— Start Raw data —

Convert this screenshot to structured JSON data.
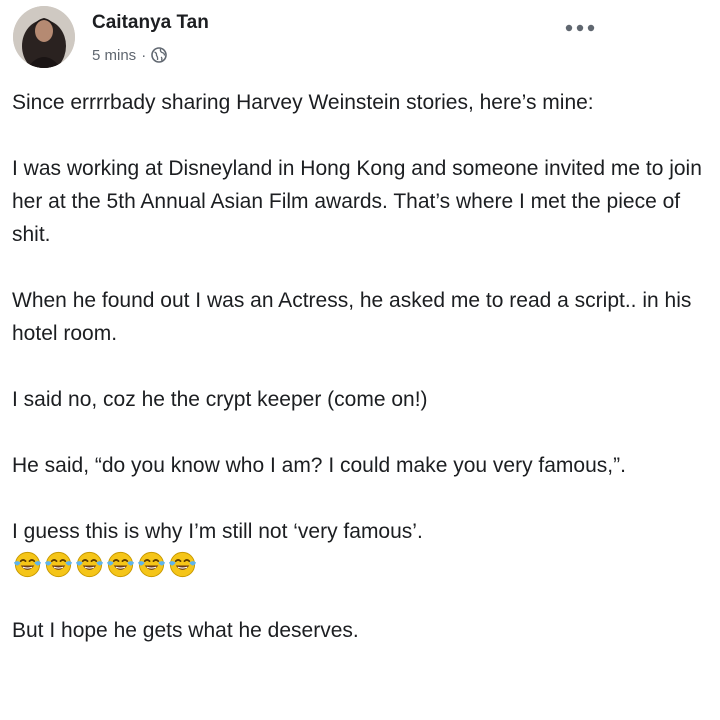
{
  "post": {
    "author_name": "Caitanya Tan",
    "timestamp": "5 mins",
    "separator": "·",
    "privacy_icon": "globe-icon",
    "more_icon": "ellipsis-icon",
    "paragraphs": [
      "Since errrrbady sharing Harvey Weinstein stories, here’s mine:",
      "I was working at Disneyland in Hong Kong and someone invited me to join her at the 5th Annual Asian Film awards. That’s where I met the piece of shit.",
      "When he found out I was an Actress, he asked me to read a script.. in his hotel room.",
      "I said no, coz he the crypt keeper (come on!)",
      "He said, “do you know who I am? I could make you very famous,”.",
      "I guess this is why I’m still not ‘very famous’."
    ],
    "emoji": {
      "name": "face-with-tears-of-joy",
      "count": 6
    },
    "closing": "But I hope he gets what he deserves."
  }
}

— End Raw data —

## [Aim]
Extract the text of all the records above verbatim, excluding pictures.

## [Answer to the exercise]
Convert this screenshot to structured JSON data.
{
  "post": {
    "author_name": "Caitanya Tan",
    "timestamp": "5 mins",
    "separator": "·",
    "privacy_icon": "globe-icon",
    "more_icon": "ellipsis-icon",
    "paragraphs": [
      "Since errrrbady sharing Harvey Weinstein stories, here’s mine:",
      "I was working at Disneyland in Hong Kong and someone invited me to join her at the 5th Annual Asian Film awards. That’s where I met the piece of shit.",
      "When he found out I was an Actress, he asked me to read a script.. in his hotel room.",
      "I said no, coz he the crypt keeper (come on!)",
      "He said, “do you know who I am? I could make you very famous,”.",
      "I guess this is why I’m still not ‘very famous’."
    ],
    "emoji": {
      "name": "face-with-tears-of-joy",
      "count": 6
    },
    "closing": "But I hope he gets what he deserves."
  }
}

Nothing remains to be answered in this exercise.